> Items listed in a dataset

════

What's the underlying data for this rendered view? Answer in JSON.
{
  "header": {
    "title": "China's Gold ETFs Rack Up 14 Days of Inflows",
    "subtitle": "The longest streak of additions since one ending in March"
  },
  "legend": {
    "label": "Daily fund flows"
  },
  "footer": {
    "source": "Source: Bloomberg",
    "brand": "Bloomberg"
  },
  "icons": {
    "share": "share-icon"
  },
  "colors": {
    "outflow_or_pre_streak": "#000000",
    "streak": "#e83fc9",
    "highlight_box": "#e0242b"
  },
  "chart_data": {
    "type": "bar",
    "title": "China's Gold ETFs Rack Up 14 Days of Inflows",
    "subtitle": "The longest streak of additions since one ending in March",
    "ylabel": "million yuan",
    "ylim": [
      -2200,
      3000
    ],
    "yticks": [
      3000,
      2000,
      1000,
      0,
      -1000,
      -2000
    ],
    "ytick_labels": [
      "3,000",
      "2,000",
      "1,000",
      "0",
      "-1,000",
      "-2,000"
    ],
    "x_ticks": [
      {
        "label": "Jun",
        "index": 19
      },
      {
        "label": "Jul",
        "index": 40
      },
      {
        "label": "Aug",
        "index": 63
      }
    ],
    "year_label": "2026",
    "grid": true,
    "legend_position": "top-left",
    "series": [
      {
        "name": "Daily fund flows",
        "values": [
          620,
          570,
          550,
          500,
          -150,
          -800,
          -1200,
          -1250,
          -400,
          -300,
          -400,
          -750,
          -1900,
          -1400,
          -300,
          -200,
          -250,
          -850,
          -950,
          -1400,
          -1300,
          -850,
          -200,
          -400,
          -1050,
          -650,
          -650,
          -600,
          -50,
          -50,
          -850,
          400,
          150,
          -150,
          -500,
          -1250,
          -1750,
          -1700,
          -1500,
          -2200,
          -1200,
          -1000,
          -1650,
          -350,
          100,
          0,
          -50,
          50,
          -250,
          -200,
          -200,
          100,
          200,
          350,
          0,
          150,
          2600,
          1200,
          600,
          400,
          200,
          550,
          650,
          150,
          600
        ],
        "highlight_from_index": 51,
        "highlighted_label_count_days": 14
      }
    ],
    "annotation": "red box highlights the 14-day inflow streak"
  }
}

════

> What to produce
Copy out all of the data exactly, leaving nothing out.

> Result
What's the underlying data for this rendered view? Answer in JSON.
{
  "header": {
    "title": "China's Gold ETFs Rack Up 14 Days of Inflows",
    "subtitle": "The longest streak of additions since one ending in March"
  },
  "legend": {
    "label": "Daily fund flows"
  },
  "footer": {
    "source": "Source: Bloomberg",
    "brand": "Bloomberg"
  },
  "icons": {
    "share": "share-icon"
  },
  "colors": {
    "outflow_or_pre_streak": "#000000",
    "streak": "#e83fc9",
    "highlight_box": "#e0242b"
  },
  "chart_data": {
    "type": "bar",
    "title": "China's Gold ETFs Rack Up 14 Days of Inflows",
    "subtitle": "The longest streak of additions since one ending in March",
    "ylabel": "million yuan",
    "ylim": [
      -2200,
      3000
    ],
    "yticks": [
      3000,
      2000,
      1000,
      0,
      -1000,
      -2000
    ],
    "ytick_labels": [
      "3,000",
      "2,000",
      "1,000",
      "0",
      "-1,000",
      "-2,000"
    ],
    "x_ticks": [
      {
        "label": "Jun",
        "index": 19
      },
      {
        "label": "Jul",
        "index": 40
      },
      {
        "label": "Aug",
        "index": 63
      }
    ],
    "year_label": "2026",
    "grid": true,
    "legend_position": "top-left",
    "series": [
      {
        "name": "Daily fund flows",
        "values": [
          620,
          570,
          550,
          500,
          -150,
          -800,
          -1200,
          -1250,
          -400,
          -300,
          -400,
          -750,
          -1900,
          -1400,
          -300,
          -200,
          -250,
          -850,
          -950,
          -1400,
          -1300,
          -850,
          -200,
          -400,
          -1050,
          -650,
          -650,
          -600,
          -50,
          -50,
          -850,
          400,
          150,
          -150,
          -500,
          -1250,
          -1750,
          -1700,
          -1500,
          -2200,
          -1200,
          -1000,
          -1650,
          -350,
          100,
          0,
          -50,
          50,
          -250,
          -200,
          -200,
          100,
          200,
          350,
          0,
          150,
          2600,
          1200,
          600,
          400,
          200,
          550,
          650,
          150,
          600
        ],
        "highlight_from_index": 51,
        "highlighted_label_count_days": 14
      }
    ],
    "annotation": "red box highlights the 14-day inflow streak"
  }
}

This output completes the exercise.